Records from a data source:
## BEGIN

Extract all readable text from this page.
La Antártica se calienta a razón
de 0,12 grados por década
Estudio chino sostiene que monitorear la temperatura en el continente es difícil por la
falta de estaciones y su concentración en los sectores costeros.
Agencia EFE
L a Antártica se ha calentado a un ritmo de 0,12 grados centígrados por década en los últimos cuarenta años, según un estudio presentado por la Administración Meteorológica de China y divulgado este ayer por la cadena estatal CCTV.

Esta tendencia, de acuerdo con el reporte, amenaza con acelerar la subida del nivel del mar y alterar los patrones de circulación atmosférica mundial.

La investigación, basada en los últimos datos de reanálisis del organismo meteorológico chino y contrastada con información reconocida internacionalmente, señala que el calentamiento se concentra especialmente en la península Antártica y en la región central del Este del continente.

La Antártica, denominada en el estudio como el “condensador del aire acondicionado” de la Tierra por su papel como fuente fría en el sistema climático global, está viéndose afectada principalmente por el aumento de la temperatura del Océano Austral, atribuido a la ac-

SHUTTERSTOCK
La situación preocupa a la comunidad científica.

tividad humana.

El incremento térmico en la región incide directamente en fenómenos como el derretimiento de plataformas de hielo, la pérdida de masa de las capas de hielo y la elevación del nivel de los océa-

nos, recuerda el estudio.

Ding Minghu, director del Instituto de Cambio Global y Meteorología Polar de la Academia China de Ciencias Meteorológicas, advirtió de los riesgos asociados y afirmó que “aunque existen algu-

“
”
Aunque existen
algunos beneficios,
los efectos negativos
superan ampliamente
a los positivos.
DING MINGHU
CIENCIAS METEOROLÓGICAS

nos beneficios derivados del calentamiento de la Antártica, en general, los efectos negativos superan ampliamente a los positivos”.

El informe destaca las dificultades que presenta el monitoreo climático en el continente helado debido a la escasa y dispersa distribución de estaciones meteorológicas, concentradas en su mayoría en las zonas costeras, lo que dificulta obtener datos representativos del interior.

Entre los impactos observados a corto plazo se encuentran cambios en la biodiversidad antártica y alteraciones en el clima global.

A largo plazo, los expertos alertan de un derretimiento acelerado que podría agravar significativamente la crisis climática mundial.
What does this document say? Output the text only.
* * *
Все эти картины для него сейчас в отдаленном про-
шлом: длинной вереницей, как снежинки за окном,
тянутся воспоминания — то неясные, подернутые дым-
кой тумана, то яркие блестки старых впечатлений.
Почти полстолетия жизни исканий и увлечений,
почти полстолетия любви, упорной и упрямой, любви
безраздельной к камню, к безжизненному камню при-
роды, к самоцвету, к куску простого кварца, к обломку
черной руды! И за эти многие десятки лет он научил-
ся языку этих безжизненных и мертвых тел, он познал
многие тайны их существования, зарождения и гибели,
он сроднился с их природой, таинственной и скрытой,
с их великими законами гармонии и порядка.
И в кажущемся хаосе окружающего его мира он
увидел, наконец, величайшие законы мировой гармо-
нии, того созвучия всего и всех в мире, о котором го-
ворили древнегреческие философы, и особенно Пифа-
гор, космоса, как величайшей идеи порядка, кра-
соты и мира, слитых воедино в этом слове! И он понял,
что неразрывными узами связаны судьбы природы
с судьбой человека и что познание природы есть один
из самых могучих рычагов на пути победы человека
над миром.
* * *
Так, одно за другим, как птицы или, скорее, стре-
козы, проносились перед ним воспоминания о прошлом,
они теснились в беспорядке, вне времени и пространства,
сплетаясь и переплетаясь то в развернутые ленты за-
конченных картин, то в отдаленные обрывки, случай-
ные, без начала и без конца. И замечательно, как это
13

## END

Scan the material for lines with the word "continente", and copy each line you find.

Estudio chino sostiene que monitorear la temperatura en el continente es difícil por la
La investigación, basada en los últimos datos de reanálisis del organismo meteorológico chino y contrastada con información reconocida internacionalmente, señala que el calentamiento se concentra especialmente en la península Antártica y en la región central del Este del continente.
El informe destaca las dificultades que presenta el monitoreo climático en el continente helado debido a la escasa y dispersa distribución de estaciones meteorológicas, concentradas en su mayoría en las zonas costeras, lo que dificulta obtener datos representativos del interior.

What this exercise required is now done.